*AIM OF THE TASK*
Count the lines in the data below where the string "органов" occurs, please, and give the number alone.

*RECORDED DATA*
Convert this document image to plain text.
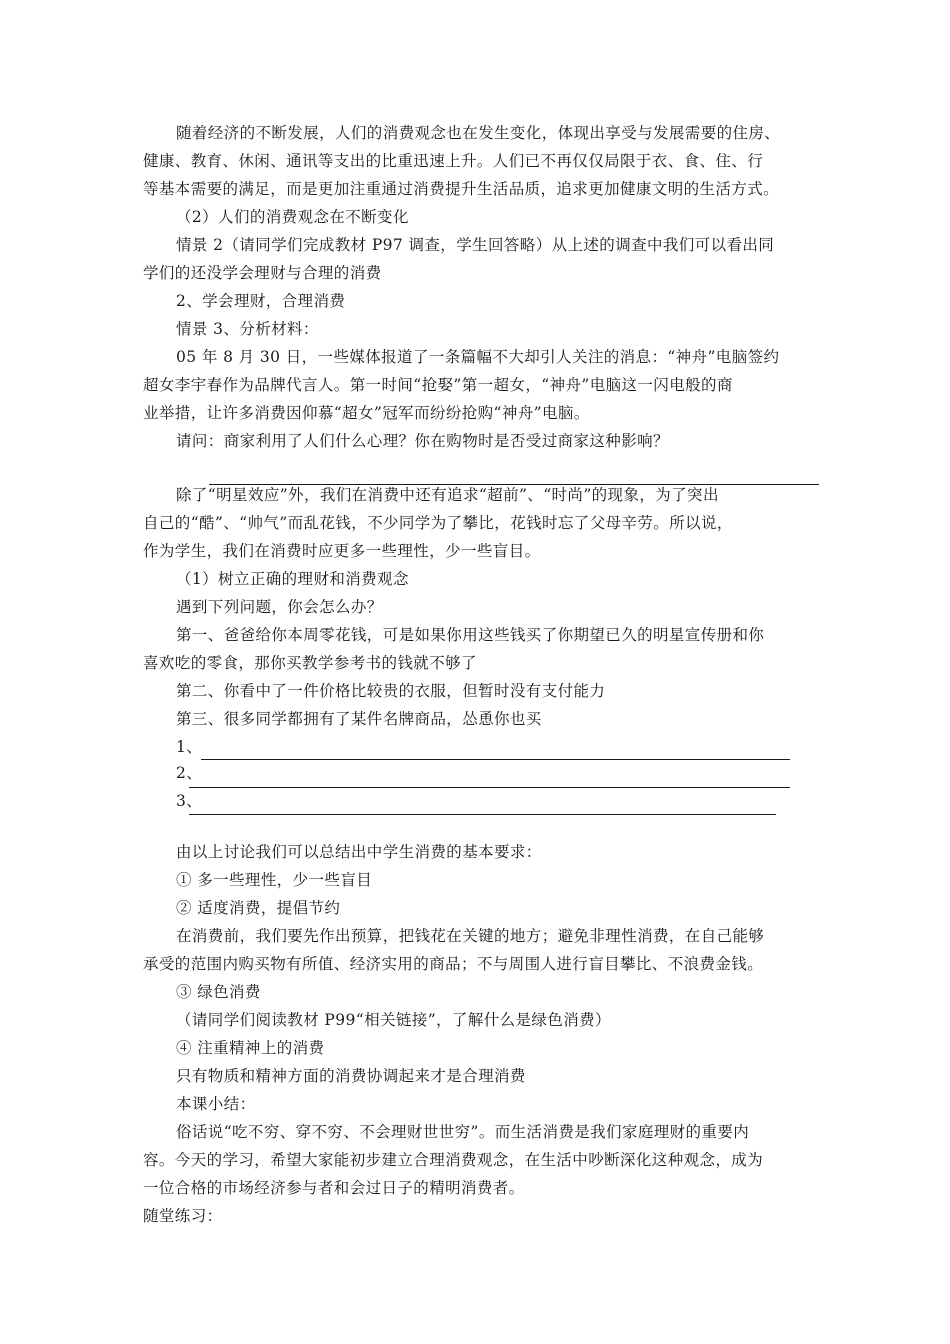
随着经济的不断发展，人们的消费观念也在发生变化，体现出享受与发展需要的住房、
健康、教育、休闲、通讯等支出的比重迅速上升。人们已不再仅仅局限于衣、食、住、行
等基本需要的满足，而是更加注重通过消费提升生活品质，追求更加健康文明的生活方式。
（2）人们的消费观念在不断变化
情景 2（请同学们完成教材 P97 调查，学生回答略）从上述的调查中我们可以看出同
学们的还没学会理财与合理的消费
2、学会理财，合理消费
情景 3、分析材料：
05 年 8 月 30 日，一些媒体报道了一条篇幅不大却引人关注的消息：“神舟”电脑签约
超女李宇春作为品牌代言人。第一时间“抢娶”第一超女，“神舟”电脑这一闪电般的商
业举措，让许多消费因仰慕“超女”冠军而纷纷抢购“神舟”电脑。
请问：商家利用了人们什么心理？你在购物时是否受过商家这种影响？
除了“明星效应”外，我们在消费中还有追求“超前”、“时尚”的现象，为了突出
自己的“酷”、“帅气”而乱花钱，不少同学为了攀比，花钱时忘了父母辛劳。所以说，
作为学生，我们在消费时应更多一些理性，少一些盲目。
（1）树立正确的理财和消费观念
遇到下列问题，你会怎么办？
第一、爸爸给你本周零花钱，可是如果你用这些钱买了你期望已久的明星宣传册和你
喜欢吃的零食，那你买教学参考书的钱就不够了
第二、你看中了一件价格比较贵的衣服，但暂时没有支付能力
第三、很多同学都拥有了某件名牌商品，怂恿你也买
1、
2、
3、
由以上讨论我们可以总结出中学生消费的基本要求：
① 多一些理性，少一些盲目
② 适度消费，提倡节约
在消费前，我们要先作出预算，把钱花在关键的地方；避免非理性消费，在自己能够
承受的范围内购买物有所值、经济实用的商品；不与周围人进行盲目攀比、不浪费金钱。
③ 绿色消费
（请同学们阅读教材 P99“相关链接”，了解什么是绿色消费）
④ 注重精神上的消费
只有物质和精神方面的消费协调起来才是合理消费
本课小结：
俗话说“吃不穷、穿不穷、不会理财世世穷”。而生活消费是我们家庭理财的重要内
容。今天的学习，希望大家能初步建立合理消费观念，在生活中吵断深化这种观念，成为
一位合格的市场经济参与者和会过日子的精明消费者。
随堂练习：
--
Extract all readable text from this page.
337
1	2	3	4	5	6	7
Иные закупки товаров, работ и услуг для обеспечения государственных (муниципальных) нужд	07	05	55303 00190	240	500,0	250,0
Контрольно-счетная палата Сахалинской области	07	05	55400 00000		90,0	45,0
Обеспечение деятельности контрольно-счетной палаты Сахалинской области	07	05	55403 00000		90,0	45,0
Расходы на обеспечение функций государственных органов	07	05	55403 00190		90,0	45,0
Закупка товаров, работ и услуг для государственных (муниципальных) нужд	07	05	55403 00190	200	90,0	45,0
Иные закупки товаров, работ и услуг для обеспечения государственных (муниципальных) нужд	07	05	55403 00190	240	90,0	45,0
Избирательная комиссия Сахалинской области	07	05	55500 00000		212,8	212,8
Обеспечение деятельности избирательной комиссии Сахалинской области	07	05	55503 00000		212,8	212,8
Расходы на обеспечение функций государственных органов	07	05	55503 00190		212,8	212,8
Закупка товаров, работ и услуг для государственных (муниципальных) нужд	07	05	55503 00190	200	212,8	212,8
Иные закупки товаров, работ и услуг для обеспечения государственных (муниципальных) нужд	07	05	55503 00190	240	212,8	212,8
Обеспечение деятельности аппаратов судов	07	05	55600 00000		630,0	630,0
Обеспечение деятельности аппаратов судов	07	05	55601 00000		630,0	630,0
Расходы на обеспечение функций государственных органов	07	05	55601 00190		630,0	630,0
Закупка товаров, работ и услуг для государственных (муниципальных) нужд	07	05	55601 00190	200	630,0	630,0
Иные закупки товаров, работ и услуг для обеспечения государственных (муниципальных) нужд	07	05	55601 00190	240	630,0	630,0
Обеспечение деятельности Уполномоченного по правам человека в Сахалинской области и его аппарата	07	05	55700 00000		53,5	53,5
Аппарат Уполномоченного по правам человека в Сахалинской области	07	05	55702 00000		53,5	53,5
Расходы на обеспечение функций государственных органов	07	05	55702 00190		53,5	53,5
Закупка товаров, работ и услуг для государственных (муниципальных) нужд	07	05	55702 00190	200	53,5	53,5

*CORRECT RESPONSE*
4